(Lines of data)
-- START --
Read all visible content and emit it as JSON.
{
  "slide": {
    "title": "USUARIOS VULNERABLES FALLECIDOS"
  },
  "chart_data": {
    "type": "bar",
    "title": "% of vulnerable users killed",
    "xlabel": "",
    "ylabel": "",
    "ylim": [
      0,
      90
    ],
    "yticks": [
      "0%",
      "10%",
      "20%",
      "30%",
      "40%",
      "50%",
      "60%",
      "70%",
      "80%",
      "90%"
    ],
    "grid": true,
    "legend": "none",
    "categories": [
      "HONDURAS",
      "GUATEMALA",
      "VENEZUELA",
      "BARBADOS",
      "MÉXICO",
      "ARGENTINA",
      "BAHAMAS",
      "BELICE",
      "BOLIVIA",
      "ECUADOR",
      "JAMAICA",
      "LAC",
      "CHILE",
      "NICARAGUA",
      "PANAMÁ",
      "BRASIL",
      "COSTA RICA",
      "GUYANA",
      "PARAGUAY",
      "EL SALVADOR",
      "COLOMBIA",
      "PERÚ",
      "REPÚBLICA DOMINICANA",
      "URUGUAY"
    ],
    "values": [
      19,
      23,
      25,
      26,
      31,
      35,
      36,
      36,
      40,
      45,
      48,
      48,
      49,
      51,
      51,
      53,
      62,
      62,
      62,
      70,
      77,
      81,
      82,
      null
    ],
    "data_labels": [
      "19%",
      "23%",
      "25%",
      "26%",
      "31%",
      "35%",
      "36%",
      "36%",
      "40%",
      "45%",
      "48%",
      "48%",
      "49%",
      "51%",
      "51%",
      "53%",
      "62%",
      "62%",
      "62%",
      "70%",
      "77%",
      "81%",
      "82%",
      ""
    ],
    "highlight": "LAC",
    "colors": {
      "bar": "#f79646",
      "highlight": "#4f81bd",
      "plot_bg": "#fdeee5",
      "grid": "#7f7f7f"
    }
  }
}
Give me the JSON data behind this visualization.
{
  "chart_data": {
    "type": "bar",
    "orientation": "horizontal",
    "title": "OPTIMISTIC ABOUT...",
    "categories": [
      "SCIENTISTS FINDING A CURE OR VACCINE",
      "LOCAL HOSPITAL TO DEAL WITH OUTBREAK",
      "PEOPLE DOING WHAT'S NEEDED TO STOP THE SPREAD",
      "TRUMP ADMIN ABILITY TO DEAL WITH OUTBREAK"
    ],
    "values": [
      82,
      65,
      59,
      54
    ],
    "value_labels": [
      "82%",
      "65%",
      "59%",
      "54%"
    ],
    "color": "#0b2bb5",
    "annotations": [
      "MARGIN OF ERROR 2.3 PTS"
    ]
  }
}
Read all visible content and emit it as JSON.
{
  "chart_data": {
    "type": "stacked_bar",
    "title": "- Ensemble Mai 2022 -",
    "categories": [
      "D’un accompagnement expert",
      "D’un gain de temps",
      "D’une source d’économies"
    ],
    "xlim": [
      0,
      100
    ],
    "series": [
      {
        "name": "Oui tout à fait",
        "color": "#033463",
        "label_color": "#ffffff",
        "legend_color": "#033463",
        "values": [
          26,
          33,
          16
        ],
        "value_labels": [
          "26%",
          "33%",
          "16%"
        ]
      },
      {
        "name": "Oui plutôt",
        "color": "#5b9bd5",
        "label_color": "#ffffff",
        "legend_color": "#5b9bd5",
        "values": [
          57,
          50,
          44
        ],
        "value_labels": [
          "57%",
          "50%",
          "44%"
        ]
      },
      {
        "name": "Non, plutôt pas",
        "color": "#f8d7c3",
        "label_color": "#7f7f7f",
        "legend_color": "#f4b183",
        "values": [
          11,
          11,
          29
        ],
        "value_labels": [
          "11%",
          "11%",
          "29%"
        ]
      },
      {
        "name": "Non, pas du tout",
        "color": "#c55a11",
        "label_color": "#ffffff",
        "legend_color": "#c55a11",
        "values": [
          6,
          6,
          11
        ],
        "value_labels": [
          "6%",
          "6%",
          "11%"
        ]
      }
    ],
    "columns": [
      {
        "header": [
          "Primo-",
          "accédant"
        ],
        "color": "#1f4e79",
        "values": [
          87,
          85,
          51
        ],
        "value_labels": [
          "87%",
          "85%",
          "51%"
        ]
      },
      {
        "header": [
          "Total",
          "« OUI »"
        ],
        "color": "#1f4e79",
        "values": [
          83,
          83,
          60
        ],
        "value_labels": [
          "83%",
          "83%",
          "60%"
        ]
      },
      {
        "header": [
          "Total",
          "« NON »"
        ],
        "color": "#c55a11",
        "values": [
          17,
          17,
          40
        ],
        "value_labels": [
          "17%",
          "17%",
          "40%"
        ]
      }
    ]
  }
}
-- END --
Look through the data above. Copy every line with the string "name" in it.

        "name": "Oui tout à fait",
        "name": "Oui plutôt",
        "name": "Non, plutôt pas",
        "name": "Non, pas du tout",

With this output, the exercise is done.